_SHORT EXERCISE_: Write out the whole listing exactly as it stands.

(Dataset excerpt)
--
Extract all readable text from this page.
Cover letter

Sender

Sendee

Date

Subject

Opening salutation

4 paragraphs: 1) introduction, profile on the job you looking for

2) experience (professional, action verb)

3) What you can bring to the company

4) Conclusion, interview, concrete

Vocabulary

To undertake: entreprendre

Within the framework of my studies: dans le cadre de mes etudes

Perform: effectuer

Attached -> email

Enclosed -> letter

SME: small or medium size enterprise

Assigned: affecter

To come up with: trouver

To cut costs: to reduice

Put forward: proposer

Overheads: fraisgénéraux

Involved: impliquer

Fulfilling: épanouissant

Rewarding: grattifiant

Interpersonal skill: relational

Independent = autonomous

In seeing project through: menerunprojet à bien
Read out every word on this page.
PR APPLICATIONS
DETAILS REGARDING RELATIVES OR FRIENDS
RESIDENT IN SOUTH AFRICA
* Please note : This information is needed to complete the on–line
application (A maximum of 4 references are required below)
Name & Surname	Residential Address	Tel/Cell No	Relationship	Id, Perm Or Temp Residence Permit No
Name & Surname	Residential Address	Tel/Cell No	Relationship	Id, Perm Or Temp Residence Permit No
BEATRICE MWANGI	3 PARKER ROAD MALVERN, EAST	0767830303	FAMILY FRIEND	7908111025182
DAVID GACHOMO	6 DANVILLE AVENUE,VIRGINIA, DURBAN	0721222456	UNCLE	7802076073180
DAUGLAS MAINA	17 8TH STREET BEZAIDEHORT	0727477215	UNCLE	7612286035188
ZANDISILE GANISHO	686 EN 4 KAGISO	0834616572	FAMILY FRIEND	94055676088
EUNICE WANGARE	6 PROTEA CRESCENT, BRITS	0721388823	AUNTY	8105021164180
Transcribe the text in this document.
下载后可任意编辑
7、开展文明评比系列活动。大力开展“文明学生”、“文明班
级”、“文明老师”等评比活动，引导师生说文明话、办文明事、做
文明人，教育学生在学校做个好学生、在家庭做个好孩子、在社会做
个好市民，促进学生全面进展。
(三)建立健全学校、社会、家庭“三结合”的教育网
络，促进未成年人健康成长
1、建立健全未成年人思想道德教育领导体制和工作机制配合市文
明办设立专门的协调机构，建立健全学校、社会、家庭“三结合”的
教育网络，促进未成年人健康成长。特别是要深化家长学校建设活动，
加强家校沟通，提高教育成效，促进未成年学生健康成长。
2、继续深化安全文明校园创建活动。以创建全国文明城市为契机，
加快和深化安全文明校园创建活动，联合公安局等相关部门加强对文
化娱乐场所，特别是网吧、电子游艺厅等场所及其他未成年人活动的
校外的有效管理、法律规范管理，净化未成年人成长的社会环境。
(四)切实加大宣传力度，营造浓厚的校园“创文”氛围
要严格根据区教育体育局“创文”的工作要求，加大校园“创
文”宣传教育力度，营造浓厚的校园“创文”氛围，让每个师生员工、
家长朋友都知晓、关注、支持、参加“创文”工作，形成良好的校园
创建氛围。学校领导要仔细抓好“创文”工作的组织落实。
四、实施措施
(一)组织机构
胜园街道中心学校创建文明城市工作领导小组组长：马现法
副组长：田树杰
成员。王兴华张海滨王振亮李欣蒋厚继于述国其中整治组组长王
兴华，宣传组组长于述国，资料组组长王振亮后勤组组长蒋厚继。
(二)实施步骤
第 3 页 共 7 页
--
_COMPLETE ANSWER_:
Extract all readable text from this page.
Cover letter

Sender

Sendee

Date

Subject

Opening salutation

4 paragraphs: 1) introduction, profile on the job you looking for

2) experience (professional, action verb)

3) What you can bring to the company

4) Conclusion, interview, concrete

Vocabulary

To undertake: entreprendre

Within the framework of my studies: dans le cadre de mes etudes

Perform: effectuer

Attached -> email

Enclosed -> letter

SME: small or medium size enterprise

Assigned: affecter

To come up with: trouver

To cut costs: to reduice

Put forward: proposer

Overheads: fraisgénéraux

Involved: impliquer

Fulfilling: épanouissant

Rewarding: grattifiant

Interpersonal skill: relational

Independent = autonomous

In seeing project through: menerunprojet à bien
Read out every word on this page.
PR APPLICATIONS
DETAILS REGARDING RELATIVES OR FRIENDS
RESIDENT IN SOUTH AFRICA
* Please note : This information is needed to complete the on–line
application (A maximum of 4 references are required below)
Name & Surname	Residential Address	Tel/Cell No	Relationship	Id, Perm Or Temp Residence Permit No
Name & Surname	Residential Address	Tel/Cell No	Relationship	Id, Perm Or Temp Residence Permit No
BEATRICE MWANGI	3 PARKER ROAD MALVERN, EAST	0767830303	FAMILY FRIEND	7908111025182
DAVID GACHOMO	6 DANVILLE AVENUE,VIRGINIA, DURBAN	0721222456	UNCLE	7802076073180
DAUGLAS MAINA	17 8TH STREET BEZAIDEHORT	0727477215	UNCLE	7612286035188
ZANDISILE GANISHO	686 EN 4 KAGISO	0834616572	FAMILY FRIEND	94055676088
EUNICE WANGARE	6 PROTEA CRESCENT, BRITS	0721388823	AUNTY	8105021164180
Transcribe the text in this document.
下载后可任意编辑
7、开展文明评比系列活动。大力开展“文明学生”、“文明班
级”、“文明老师”等评比活动，引导师生说文明话、办文明事、做
文明人，教育学生在学校做个好学生、在家庭做个好孩子、在社会做
个好市民，促进学生全面进展。
(三)建立健全学校、社会、家庭“三结合”的教育网
络，促进未成年人健康成长
1、建立健全未成年人思想道德教育领导体制和工作机制配合市文
明办设立专门的协调机构，建立健全学校、社会、家庭“三结合”的
教育网络，促进未成年人健康成长。特别是要深化家长学校建设活动，
加强家校沟通，提高教育成效，促进未成年学生健康成长。
2、继续深化安全文明校园创建活动。以创建全国文明城市为契机，
加快和深化安全文明校园创建活动，联合公安局等相关部门加强对文
化娱乐场所，特别是网吧、电子游艺厅等场所及其他未成年人活动的
校外的有效管理、法律规范管理，净化未成年人成长的社会环境。
(四)切实加大宣传力度，营造浓厚的校园“创文”氛围
要严格根据区教育体育局“创文”的工作要求，加大校园“创
文”宣传教育力度，营造浓厚的校园“创文”氛围，让每个师生员工、
家长朋友都知晓、关注、支持、参加“创文”工作，形成良好的校园
创建氛围。学校领导要仔细抓好“创文”工作的组织落实。
四、实施措施
(一)组织机构
胜园街道中心学校创建文明城市工作领导小组组长：马现法
副组长：田树杰
成员。王兴华张海滨王振亮李欣蒋厚继于述国其中整治组组长王
兴华，宣传组组长于述国，资料组组长王振亮后勤组组长蒋厚继。
(二)实施步骤
第 3 页 共 7 页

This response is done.